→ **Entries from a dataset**
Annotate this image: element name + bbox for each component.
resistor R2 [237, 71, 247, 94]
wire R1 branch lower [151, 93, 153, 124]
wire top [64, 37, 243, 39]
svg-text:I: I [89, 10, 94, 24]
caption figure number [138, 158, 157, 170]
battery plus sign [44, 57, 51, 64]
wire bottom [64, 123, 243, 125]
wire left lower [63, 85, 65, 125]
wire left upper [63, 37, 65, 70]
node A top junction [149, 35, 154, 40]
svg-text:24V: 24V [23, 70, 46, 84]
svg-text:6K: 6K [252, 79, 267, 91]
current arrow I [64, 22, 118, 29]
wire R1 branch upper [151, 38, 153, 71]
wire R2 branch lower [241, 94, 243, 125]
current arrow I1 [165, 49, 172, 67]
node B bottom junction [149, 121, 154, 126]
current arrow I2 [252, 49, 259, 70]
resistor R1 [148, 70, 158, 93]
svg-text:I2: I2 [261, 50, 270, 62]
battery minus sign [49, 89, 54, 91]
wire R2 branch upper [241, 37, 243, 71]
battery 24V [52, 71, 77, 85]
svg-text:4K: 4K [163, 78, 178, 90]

→ **Given request**
Quote every line of the entries above word for word, without changing a single character.

→ **Complete response**
Annotate this image: element name + bbox for each component.
resistor R2 [237, 71, 247, 94]
wire R1 branch lower [151, 93, 153, 124]
wire top [64, 37, 243, 39]
svg-text:I: I [89, 10, 94, 24]
caption figure number [138, 158, 157, 170]
battery plus sign [44, 57, 51, 64]
wire bottom [64, 123, 243, 125]
wire left lower [63, 85, 65, 125]
wire left upper [63, 37, 65, 70]
node A top junction [149, 35, 154, 40]
svg-text:24V: 24V [23, 70, 46, 84]
svg-text:6K: 6K [252, 79, 267, 91]
current arrow I [64, 22, 118, 29]
wire R1 branch upper [151, 38, 153, 71]
wire R2 branch lower [241, 94, 243, 125]
current arrow I1 [165, 49, 172, 67]
node B bottom junction [149, 121, 154, 126]
current arrow I2 [252, 49, 259, 70]
resistor R1 [148, 70, 158, 93]
svg-text:I2: I2 [261, 50, 270, 62]
battery minus sign [49, 89, 54, 91]
wire R2 branch upper [241, 37, 243, 71]
battery 24V [52, 71, 77, 85]
svg-text:4K: 4K [163, 78, 178, 90]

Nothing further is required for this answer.